### EXERCISE TASK
Scan the listing below and copy every line holding "reactions".

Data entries
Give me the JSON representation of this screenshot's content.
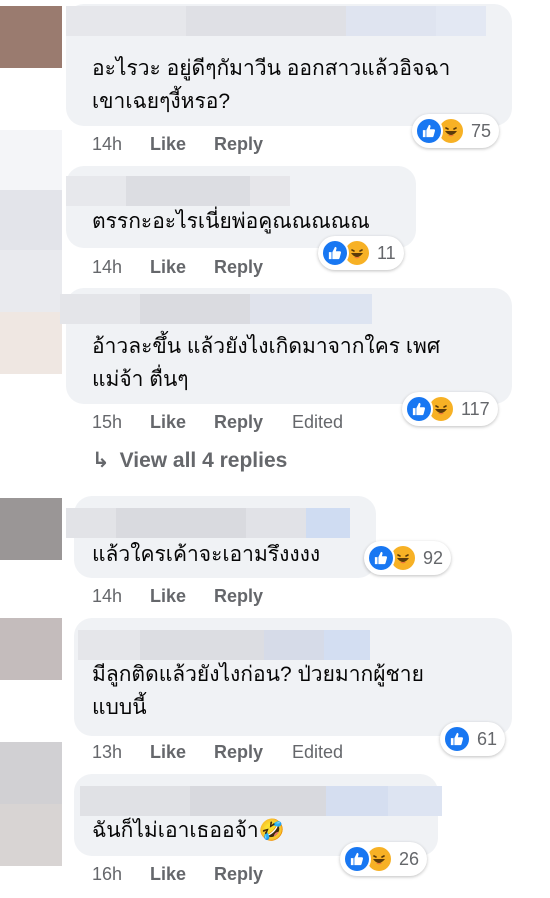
{
  "actions": {
    "like": "Like",
    "reply": "Reply",
    "edited": "Edited"
  },
  "view_replies": {
    "label": "View all 4 replies"
  },
  "comments": [
    {
      "text": "อะไรวะ อยู่ดีๆกัมาวีน ออกสาวแล้วอิจฉา\nเขาเฉยๆงี้หรอ?",
      "time": "14h",
      "reactions": "75",
      "reaction_types": [
        "like-icon",
        "haha-icon"
      ],
      "edited": false
    },
    {
      "text": "ตรรกะอะไรเนี่ยพ่อคูณณณณณ",
      "time": "14h",
      "reactions": "11",
      "reaction_types": [
        "like-icon",
        "haha-icon"
      ],
      "edited": false
    },
    {
      "text": "อ้าวละขึ้น แล้วยังไงเกิดมาจากใคร เพศ\nแม่จ้า ตื่นๆ",
      "time": "15h",
      "reactions": "117",
      "reaction_types": [
        "like-icon",
        "haha-icon"
      ],
      "edited": true
    },
    {
      "text": "แล้วใครเค้าจะเอามรึงงงง",
      "time": "14h",
      "reactions": "92",
      "reaction_types": [
        "like-icon",
        "haha-icon"
      ],
      "edited": false
    },
    {
      "text": "มีลูกติดแล้วยังไงก่อน? ป่วยมากผู้ชาย\nแบบนี้",
      "time": "13h",
      "reactions": "61",
      "reaction_types": [
        "like-icon"
      ],
      "edited": true
    },
    {
      "text": "ฉันก็ไม่เอาเธออจ้า🤣",
      "time": "16h",
      "reactions": "26",
      "reaction_types": [
        "like-icon",
        "haha-icon"
      ],
      "edited": false
    }
  ],
  "colors": {
    "like": "#1877f2",
    "haha": "#f7b125",
    "bubble": "#f0f2f5",
    "meta": "#65676b"
  }
}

### RESULT FOR THIS TASK
      "reactions": "75",
      "reactions": "11",
      "reactions": "117",
      "reactions": "92",
      "reactions": "61",
      "reactions": "26",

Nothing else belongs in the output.